TEXTO APRESENTADO.

───

Chama-se Babell, e a escolha do nome não é inocente: esta torre de vozes múltiplas, criada pela Fundação Livraria Lello em parceria com o município portuense, promete derrubar as barreiras entre os livros e as pessoas, levando a literatura para onde ela raramente chega – a rua.
Entre 24 e 30 de junho, o Porto vai receber presenças ilustres que raramente se encontram num único lugar. A Nobel polaca Olga Tokarczuk, o britânico-indiano Salman Rushdie, a canadiana Margaret Atwood – autora de "O Conto da Aia" – e o filósofo sul-coreano Byung-Chul Han já confirmaram presença nesta celebração da palavra escrita.

───

Dados de análise da disposição de documentos
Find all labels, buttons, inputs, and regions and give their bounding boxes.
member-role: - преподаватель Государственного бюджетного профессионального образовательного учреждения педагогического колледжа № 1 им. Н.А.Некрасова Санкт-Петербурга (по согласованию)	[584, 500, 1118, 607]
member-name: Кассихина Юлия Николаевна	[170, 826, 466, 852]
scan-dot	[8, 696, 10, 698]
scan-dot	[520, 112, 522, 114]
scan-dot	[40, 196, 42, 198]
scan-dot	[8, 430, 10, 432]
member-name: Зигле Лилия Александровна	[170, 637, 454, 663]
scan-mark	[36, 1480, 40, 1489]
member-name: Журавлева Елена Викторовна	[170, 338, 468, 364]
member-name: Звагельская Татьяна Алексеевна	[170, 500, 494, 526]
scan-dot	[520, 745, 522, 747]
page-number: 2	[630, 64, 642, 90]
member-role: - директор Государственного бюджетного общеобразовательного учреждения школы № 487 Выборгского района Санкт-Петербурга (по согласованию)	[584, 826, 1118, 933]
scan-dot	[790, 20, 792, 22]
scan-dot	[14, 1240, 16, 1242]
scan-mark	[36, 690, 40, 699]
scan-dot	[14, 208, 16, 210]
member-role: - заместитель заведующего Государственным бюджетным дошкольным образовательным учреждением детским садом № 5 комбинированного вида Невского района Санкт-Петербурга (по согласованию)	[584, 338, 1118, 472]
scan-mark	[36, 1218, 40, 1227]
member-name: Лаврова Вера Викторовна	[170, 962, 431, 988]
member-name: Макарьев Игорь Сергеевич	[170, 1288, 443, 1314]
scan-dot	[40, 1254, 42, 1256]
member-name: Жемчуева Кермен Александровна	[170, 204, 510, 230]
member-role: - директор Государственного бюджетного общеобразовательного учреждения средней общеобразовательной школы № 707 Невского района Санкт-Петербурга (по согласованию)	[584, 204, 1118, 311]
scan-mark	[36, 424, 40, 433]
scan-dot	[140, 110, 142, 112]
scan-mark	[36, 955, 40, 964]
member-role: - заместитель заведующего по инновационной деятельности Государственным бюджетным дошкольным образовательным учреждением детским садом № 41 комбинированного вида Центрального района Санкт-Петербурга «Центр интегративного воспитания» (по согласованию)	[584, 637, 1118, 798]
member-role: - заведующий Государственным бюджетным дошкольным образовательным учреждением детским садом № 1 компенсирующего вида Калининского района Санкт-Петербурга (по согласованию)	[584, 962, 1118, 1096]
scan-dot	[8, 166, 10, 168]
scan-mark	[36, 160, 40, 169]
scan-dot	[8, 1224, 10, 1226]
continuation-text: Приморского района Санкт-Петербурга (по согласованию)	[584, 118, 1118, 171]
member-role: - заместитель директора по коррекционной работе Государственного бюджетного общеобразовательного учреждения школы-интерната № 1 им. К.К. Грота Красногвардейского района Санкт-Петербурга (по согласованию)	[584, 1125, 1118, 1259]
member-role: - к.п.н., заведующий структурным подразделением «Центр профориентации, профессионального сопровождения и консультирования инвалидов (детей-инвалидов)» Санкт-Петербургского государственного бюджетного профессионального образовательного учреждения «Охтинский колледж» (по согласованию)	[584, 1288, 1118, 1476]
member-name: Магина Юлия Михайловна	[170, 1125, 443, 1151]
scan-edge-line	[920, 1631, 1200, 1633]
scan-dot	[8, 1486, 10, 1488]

───

Prossiga o texto sobre o Babell, no Porto, a partir da última frase apresentada. As entradas não têm qualquer papel neste exercício.

RESULTADO DO EXERCÍCIO.
"Não queremos ser apenas mais um festival literário", declarou Rui Couceiro, comissário do evento, durante a apresentação que decorreu no cenário cinematográfico da Livraria Lello. "A nossa ambição é dupla e clara: criar o maior evento literário porque aspiramos a democratizar verdadeiramente a leitura, alcançando o máximo de pessoas possível. E ser o melhor porque esta cidade extraordinária merece nada menos que a excelência."
O conceito passa por criar um "ecossistema literário vivo" – conversas espontâneas em jardins históricos, leituras ao crepúsculo junto ao Douro, debates em praças centenárias. A literatura sai das prateleiras e ganha vida nas pedras milenares da cidade.